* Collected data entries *
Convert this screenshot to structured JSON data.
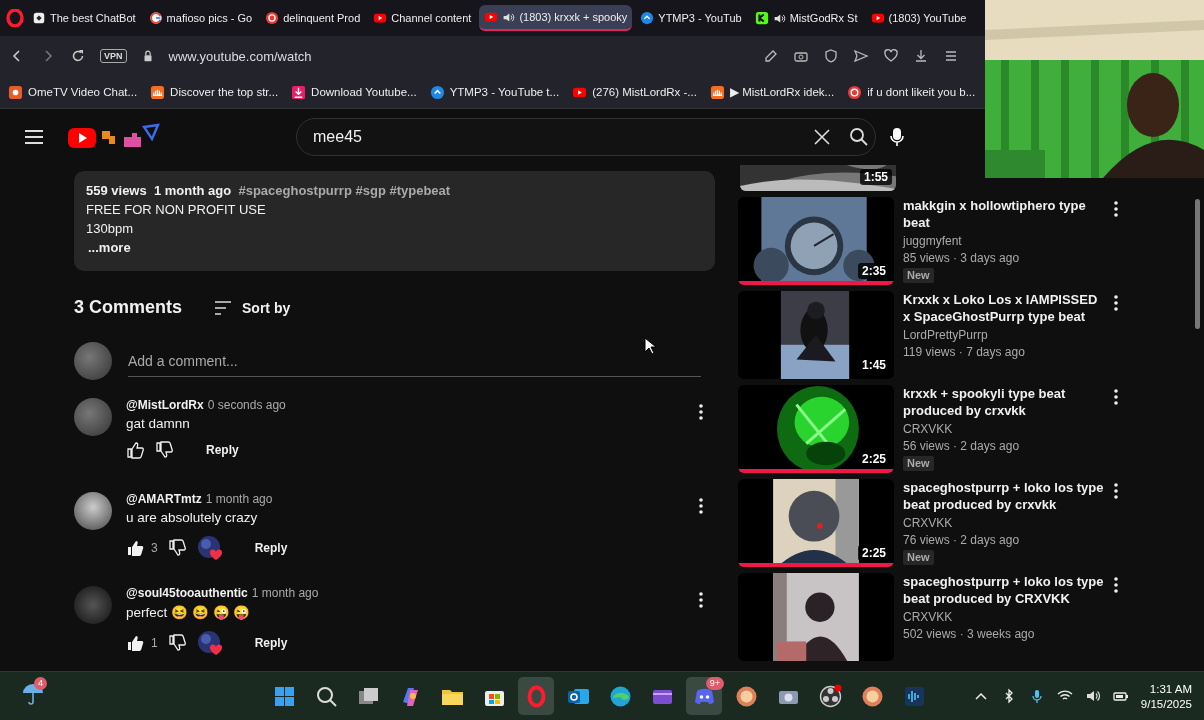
{
  "browser": {
    "tabs": [
      {
        "title": "The best ChatBot",
        "selected": false,
        "audio": false
      },
      {
        "title": "mafioso pics - Go",
        "selected": false,
        "audio": false
      },
      {
        "title": "delinquent Prod",
        "selected": false,
        "audio": false
      },
      {
        "title": "Channel content",
        "selected": false,
        "audio": false
      },
      {
        "title": "(1803) krxxk + spooky",
        "selected": true,
        "audio": true
      },
      {
        "title": "YTMP3 - YouTub",
        "selected": false,
        "audio": false
      },
      {
        "title": "MistGodRx St",
        "selected": false,
        "audio": true
      },
      {
        "title": "(1803) YouTube",
        "selected": false,
        "audio": false
      }
    ],
    "vpn": "VPN",
    "url": "www.youtube.com/watch",
    "bookmarks": [
      "OmeTV Video Chat...",
      "Discover the top str...",
      "Download Youtube...",
      "YTMP3 - YouTube t...",
      "(276) MistLordRx -...",
      "▶ MistLordRx idek...",
      "if u dont likeit you b..."
    ]
  },
  "youtube": {
    "search": {
      "value": "mee45"
    },
    "description": {
      "views": "559 views",
      "age": "1 month ago",
      "tags": "#spaceghostpurrp #sgp #typebeat",
      "lines": [
        "FREE FOR NON PROFIT USE",
        "130bpm"
      ],
      "more": "...more"
    },
    "comments_header": {
      "count": "3 Comments",
      "sort": "Sort by"
    },
    "add_comment": {
      "placeholder": "Add a comment..."
    },
    "comments": [
      {
        "author": "@MistLordRx",
        "time": "0 seconds ago",
        "text": "gat damnn",
        "liked": false,
        "hearted": false,
        "reply": "Reply"
      },
      {
        "author": "@AMARTmtz",
        "time": "1 month ago",
        "text": "u are absolutely crazy",
        "likes": "3",
        "liked": true,
        "hearted": true,
        "reply": "Reply"
      },
      {
        "author": "@soul45tooauthentic",
        "time": "1 month ago",
        "text": "perfect 😆 😆 😜 😜",
        "likes": "1",
        "liked": true,
        "hearted": true,
        "reply": "Reply"
      }
    ],
    "related": [
      {
        "kind": "cut",
        "duration": "1:55"
      },
      {
        "kind": "video",
        "title": "makkgin x hollowtiphero type beat",
        "channel": "juggmyfent",
        "meta": "85 views · 3 days ago",
        "badge": "New",
        "duration": "2:35",
        "level": 1
      },
      {
        "kind": "video",
        "title": "Krxxk x Loko Los x IAMPISSED x SpaceGhostPurrp type beat",
        "channel": "LordPrettyPurrp",
        "meta": "119 views · 7 days ago",
        "duration": "1:45"
      },
      {
        "kind": "video",
        "title": "krxxk + spookyli type beat produced by crxvkk",
        "channel": "CRXVKK",
        "meta": "56 views · 2 days ago",
        "badge": "New",
        "duration": "2:25",
        "level": 1
      },
      {
        "kind": "video",
        "title": "spaceghostpurrp + loko los type beat produced by crxvkk",
        "channel": "CRXVKK",
        "meta": "76 views · 2 days ago",
        "badge": "New",
        "duration": "2:25",
        "level": 1
      },
      {
        "kind": "video",
        "title": "spaceghostpurrp + loko los type beat produced by CRXVKK",
        "channel": "CRXVKK",
        "meta": "502 views · 3 weeks ago"
      }
    ]
  },
  "taskbar": {
    "weather_badge": "4",
    "apps": [
      {
        "kind": "start",
        "active": false
      },
      {
        "kind": "search",
        "active": false
      },
      {
        "kind": "taskview",
        "active": false
      },
      {
        "kind": "copilot",
        "active": false
      },
      {
        "kind": "folder",
        "active": false
      },
      {
        "kind": "store",
        "active": false
      },
      {
        "kind": "opera",
        "active": true
      },
      {
        "kind": "mail",
        "active": false
      },
      {
        "kind": "edge",
        "active": false
      },
      {
        "kind": "clip",
        "active": false
      },
      {
        "kind": "discord",
        "active": true,
        "badge": "9+"
      },
      {
        "kind": "round",
        "active": false
      },
      {
        "kind": "camera",
        "active": false
      },
      {
        "kind": "obs",
        "active": false
      },
      {
        "kind": "round",
        "active": false
      },
      {
        "kind": "audio",
        "active": false
      }
    ],
    "time": "1:31 AM",
    "date": "9/15/2025"
  }
}
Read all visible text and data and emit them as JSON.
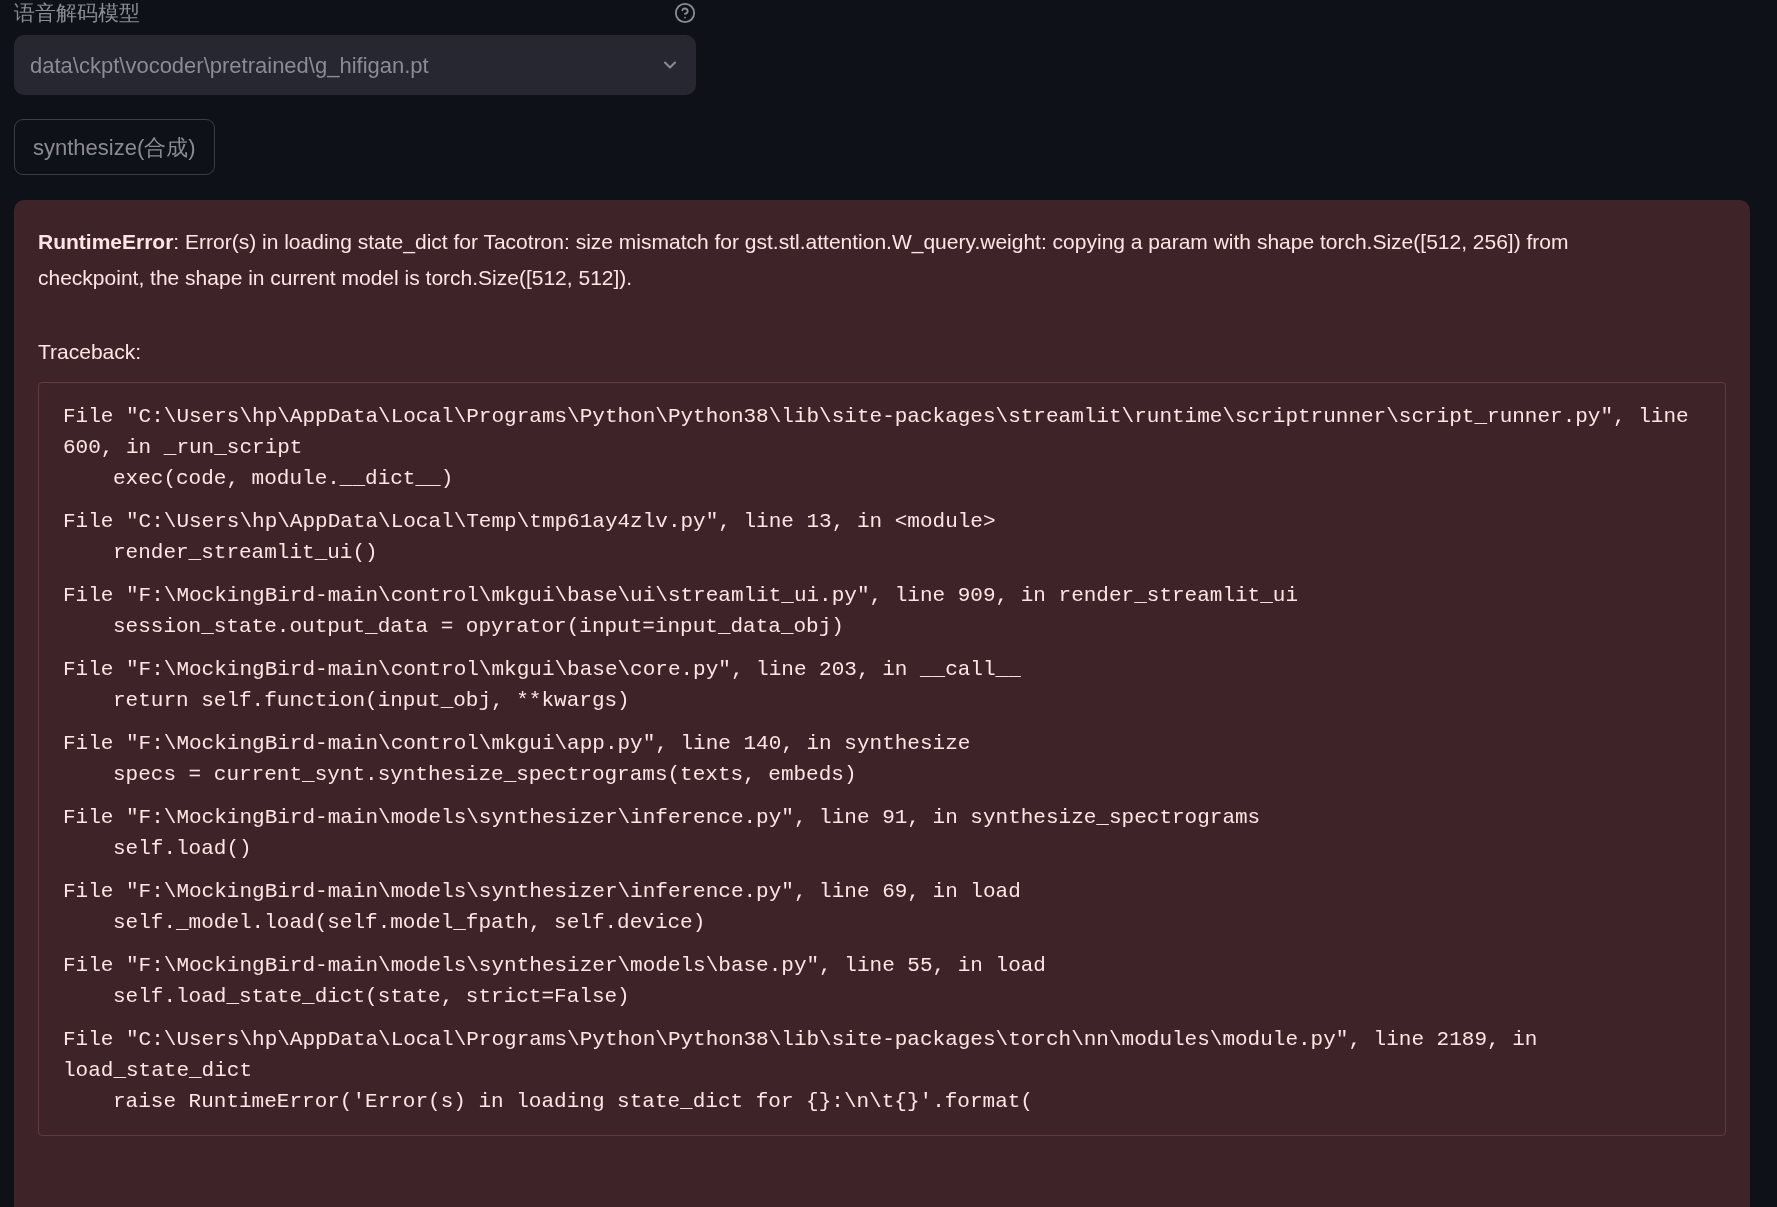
{
  "field": {
    "label": "语音解码模型",
    "value": "data\\ckpt\\vocoder\\pretrained\\g_hifigan.pt"
  },
  "button": {
    "label": "synthesize(合成)"
  },
  "error": {
    "title": "RuntimeError",
    "message": ": Error(s) in loading state_dict for Tacotron: size mismatch for gst.stl.attention.W_query.weight: copying a param with shape torch.Size([512, 256]) from checkpoint, the shape in current model is torch.Size([512, 512]).",
    "traceback_label": "Traceback:",
    "frames": [
      {
        "location": "File \"C:\\Users\\hp\\AppData\\Local\\Programs\\Python\\Python38\\lib\\site-packages\\streamlit\\runtime\\scriptrunner\\script_runner.py\", line 600, in _run_script",
        "code": "exec(code, module.__dict__)"
      },
      {
        "location": "File \"C:\\Users\\hp\\AppData\\Local\\Temp\\tmp61ay4zlv.py\", line 13, in <module>",
        "code": "render_streamlit_ui()"
      },
      {
        "location": "File \"F:\\MockingBird-main\\control\\mkgui\\base\\ui\\streamlit_ui.py\", line 909, in render_streamlit_ui",
        "code": "session_state.output_data = opyrator(input=input_data_obj)"
      },
      {
        "location": "File \"F:\\MockingBird-main\\control\\mkgui\\base\\core.py\", line 203, in __call__",
        "code": "return self.function(input_obj, **kwargs)"
      },
      {
        "location": "File \"F:\\MockingBird-main\\control\\mkgui\\app.py\", line 140, in synthesize",
        "code": "specs = current_synt.synthesize_spectrograms(texts, embeds)"
      },
      {
        "location": "File \"F:\\MockingBird-main\\models\\synthesizer\\inference.py\", line 91, in synthesize_spectrograms",
        "code": "self.load()"
      },
      {
        "location": "File \"F:\\MockingBird-main\\models\\synthesizer\\inference.py\", line 69, in load",
        "code": "self._model.load(self.model_fpath, self.device)"
      },
      {
        "location": "File \"F:\\MockingBird-main\\models\\synthesizer\\models\\base.py\", line 55, in load",
        "code": "self.load_state_dict(state, strict=False)"
      },
      {
        "location": "File \"C:\\Users\\hp\\AppData\\Local\\Programs\\Python\\Python38\\lib\\site-packages\\torch\\nn\\modules\\module.py\", line 2189, in load_state_dict",
        "code": "raise RuntimeError('Error(s) in loading state_dict for {}:\\n\\t{}'.format("
      }
    ]
  }
}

* THE REQUEST *
Extract every line of the records above that contains the word "Python".

* ANSWER IN FULL *
        "location": "File \"C:\\Users\\hp\\AppData\\Local\\Programs\\Python\\Python38\\lib\\site-packages\\streamlit\\runtime\\scriptrunner\\script_runner.py\", line 600, in _run_script",
        "location": "File \"C:\\Users\\hp\\AppData\\Local\\Programs\\Python\\Python38\\lib\\site-packages\\torch\\nn\\modules\\module.py\", line 2189, in load_state_dict",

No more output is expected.